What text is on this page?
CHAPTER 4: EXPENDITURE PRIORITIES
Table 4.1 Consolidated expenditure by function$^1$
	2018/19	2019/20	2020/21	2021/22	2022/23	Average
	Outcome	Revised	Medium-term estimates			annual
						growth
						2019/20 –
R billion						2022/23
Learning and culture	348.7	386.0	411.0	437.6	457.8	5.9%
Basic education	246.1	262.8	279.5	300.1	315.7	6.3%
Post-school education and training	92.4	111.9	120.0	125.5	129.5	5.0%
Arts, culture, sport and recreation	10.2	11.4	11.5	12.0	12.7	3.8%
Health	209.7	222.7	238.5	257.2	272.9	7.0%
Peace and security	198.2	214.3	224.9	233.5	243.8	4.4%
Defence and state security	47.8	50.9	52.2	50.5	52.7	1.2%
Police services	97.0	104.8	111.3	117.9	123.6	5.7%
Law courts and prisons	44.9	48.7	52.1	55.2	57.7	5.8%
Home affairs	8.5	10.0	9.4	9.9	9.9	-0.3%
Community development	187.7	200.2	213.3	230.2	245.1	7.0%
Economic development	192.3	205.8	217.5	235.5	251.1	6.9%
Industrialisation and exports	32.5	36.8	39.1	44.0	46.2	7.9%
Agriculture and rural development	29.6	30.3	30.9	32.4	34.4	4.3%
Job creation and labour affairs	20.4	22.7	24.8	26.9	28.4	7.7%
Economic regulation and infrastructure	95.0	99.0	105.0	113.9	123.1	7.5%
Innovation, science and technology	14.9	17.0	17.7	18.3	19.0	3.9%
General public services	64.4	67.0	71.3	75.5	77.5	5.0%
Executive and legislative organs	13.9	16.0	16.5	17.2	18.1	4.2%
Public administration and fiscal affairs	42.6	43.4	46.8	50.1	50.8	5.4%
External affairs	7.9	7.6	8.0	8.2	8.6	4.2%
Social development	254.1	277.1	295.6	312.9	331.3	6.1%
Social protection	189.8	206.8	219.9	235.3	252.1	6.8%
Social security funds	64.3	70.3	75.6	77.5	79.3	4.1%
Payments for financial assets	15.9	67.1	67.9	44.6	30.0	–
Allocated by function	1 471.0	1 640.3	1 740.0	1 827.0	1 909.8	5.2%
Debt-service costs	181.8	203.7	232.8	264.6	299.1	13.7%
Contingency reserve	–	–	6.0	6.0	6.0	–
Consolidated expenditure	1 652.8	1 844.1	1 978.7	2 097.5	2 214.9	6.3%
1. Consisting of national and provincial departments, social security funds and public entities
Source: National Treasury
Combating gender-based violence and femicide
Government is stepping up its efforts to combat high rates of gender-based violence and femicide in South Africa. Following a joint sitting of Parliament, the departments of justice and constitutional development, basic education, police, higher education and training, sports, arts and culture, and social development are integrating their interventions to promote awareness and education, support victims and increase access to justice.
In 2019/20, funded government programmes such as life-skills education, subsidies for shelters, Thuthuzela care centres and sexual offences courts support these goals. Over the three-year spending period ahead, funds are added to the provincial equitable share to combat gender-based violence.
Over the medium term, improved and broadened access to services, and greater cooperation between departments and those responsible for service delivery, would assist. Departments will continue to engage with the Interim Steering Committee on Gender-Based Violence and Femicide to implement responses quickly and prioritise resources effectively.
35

════════

Copy out each line exactly as written.

- _Full response_
What text is on this page?
CHAPTER 4: EXPENDITURE PRIORITIES
Table 4.1 Consolidated expenditure by function$^1$
	2018/19	2019/20	2020/21	2021/22	2022/23	Average
	Outcome	Revised	Medium-term estimates			annual
						growth
						2019/20 –
R billion						2022/23
Learning and culture	348.7	386.0	411.0	437.6	457.8	5.9%
Basic education	246.1	262.8	279.5	300.1	315.7	6.3%
Post-school education and training	92.4	111.9	120.0	125.5	129.5	5.0%
Arts, culture, sport and recreation	10.2	11.4	11.5	12.0	12.7	3.8%
Health	209.7	222.7	238.5	257.2	272.9	7.0%
Peace and security	198.2	214.3	224.9	233.5	243.8	4.4%
Defence and state security	47.8	50.9	52.2	50.5	52.7	1.2%
Police services	97.0	104.8	111.3	117.9	123.6	5.7%
Law courts and prisons	44.9	48.7	52.1	55.2	57.7	5.8%
Home affairs	8.5	10.0	9.4	9.9	9.9	-0.3%
Community development	187.7	200.2	213.3	230.2	245.1	7.0%
Economic development	192.3	205.8	217.5	235.5	251.1	6.9%
Industrialisation and exports	32.5	36.8	39.1	44.0	46.2	7.9%
Agriculture and rural development	29.6	30.3	30.9	32.4	34.4	4.3%
Job creation and labour affairs	20.4	22.7	24.8	26.9	28.4	7.7%
Economic regulation and infrastructure	95.0	99.0	105.0	113.9	123.1	7.5%
Innovation, science and technology	14.9	17.0	17.7	18.3	19.0	3.9%
General public services	64.4	67.0	71.3	75.5	77.5	5.0%
Executive and legislative organs	13.9	16.0	16.5	17.2	18.1	4.2%
Public administration and fiscal affairs	42.6	43.4	46.8	50.1	50.8	5.4%
External affairs	7.9	7.6	8.0	8.2	8.6	4.2%
Social development	254.1	277.1	295.6	312.9	331.3	6.1%
Social protection	189.8	206.8	219.9	235.3	252.1	6.8%
Social security funds	64.3	70.3	75.6	77.5	79.3	4.1%
Payments for financial assets	15.9	67.1	67.9	44.6	30.0	–
Allocated by function	1 471.0	1 640.3	1 740.0	1 827.0	1 909.8	5.2%
Debt-service costs	181.8	203.7	232.8	264.6	299.1	13.7%
Contingency reserve	–	–	6.0	6.0	6.0	–
Consolidated expenditure	1 652.8	1 844.1	1 978.7	2 097.5	2 214.9	6.3%
1. Consisting of national and provincial departments, social security funds and public entities
Source: National Treasury
Combating gender-based violence and femicide
Government is stepping up its efforts to combat high rates of gender-based violence and femicide in South Africa. Following a joint sitting of Parliament, the departments of justice and constitutional development, basic education, police, higher education and training, sports, arts and culture, and social development are integrating their interventions to promote awareness and education, support victims and increase access to justice.
In 2019/20, funded government programmes such as life-skills education, subsidies for shelters, Thuthuzela care centres and sexual offences courts support these goals. Over the three-year spending period ahead, funds are added to the provincial equitable share to combat gender-based violence.
Over the medium term, improved and broadened access to services, and greater cooperation between departments and those responsible for service delivery, would assist. Departments will continue to engage with the Interim Steering Committee on Gender-Based Violence and Femicide to implement responses quickly and prioritise resources effectively.
35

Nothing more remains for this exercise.